» DATA RECORDS:
------------------------------
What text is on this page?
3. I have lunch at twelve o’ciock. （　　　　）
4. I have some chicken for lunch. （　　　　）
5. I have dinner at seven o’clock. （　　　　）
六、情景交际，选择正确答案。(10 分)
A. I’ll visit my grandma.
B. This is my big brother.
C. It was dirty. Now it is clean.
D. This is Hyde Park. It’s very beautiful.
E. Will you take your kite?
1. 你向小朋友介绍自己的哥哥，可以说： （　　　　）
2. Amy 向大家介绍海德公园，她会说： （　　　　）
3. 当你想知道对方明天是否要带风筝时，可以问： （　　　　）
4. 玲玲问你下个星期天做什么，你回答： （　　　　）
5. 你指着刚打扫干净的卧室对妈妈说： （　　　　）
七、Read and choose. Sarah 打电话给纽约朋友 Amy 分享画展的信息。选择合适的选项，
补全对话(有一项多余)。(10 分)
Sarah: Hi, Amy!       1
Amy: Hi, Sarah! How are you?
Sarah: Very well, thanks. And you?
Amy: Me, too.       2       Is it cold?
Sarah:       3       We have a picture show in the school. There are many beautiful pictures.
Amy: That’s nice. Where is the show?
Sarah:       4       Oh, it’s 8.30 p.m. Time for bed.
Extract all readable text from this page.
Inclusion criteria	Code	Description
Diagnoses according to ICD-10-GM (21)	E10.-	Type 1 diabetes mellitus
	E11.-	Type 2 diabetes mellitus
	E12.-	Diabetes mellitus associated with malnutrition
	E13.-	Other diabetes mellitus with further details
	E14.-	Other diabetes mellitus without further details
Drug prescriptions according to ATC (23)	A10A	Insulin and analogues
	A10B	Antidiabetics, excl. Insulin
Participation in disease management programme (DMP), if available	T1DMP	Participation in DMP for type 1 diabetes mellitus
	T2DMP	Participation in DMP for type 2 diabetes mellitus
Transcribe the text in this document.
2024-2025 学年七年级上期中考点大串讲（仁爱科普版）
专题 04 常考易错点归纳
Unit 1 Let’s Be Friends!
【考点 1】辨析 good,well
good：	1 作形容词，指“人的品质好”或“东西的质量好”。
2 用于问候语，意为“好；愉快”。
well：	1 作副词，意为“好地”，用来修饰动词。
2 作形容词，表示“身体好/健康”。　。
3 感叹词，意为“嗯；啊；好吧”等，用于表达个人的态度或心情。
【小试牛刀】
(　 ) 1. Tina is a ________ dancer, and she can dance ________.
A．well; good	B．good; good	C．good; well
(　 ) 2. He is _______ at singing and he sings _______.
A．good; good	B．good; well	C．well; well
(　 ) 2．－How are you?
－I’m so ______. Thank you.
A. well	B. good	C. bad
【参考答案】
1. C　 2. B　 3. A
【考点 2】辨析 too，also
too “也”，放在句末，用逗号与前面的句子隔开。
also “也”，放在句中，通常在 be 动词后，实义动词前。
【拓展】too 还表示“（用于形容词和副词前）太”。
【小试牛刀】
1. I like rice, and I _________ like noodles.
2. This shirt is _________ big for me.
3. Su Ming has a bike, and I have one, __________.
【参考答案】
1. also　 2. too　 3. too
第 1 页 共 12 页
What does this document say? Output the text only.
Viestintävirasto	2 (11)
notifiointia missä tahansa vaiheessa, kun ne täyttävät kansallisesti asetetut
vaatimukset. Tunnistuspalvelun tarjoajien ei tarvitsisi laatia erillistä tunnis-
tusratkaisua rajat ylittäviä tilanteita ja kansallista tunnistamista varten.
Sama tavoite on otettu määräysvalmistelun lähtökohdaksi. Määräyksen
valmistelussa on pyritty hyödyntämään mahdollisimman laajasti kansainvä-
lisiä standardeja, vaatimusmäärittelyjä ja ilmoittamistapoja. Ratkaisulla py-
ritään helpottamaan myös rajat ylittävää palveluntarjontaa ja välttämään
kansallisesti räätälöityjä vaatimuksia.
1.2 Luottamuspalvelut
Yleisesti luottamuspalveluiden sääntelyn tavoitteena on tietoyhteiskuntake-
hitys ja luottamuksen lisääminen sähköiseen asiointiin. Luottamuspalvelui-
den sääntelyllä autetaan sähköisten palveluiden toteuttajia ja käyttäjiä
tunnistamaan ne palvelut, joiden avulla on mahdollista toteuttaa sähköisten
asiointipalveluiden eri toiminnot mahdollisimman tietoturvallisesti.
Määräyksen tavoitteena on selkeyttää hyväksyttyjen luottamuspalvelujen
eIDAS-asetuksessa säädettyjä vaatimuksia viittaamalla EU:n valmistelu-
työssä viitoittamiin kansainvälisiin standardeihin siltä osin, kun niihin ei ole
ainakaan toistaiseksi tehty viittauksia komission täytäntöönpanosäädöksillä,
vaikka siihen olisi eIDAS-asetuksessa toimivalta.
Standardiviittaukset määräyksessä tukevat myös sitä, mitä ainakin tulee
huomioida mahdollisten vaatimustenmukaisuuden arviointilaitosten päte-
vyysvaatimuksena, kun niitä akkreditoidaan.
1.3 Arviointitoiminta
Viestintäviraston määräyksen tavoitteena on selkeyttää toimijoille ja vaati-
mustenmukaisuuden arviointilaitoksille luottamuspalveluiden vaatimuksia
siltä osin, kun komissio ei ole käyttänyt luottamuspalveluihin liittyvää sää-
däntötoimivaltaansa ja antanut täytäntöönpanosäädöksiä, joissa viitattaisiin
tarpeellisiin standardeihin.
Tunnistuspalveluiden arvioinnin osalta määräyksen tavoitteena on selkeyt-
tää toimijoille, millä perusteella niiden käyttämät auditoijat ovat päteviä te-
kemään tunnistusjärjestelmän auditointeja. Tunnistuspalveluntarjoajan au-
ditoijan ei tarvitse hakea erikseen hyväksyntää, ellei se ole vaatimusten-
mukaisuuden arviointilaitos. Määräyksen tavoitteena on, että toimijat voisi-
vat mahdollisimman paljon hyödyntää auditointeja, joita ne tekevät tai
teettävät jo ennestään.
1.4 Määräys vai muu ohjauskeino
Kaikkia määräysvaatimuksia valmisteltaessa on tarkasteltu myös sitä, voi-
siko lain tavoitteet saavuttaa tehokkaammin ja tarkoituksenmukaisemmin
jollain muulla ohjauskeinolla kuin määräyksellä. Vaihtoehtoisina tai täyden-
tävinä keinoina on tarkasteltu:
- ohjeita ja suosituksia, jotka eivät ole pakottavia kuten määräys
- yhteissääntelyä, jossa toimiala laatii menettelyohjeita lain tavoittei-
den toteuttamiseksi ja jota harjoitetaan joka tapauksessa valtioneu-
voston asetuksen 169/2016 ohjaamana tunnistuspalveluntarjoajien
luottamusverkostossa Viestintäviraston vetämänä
------------------------------
Where a line above contains the string "kansallisesti", copy that line.

notifiointia missä tahansa vaiheessa, kun ne täyttävät kansallisesti asetetut
kansallisesti räätälöityjä vaatimuksia.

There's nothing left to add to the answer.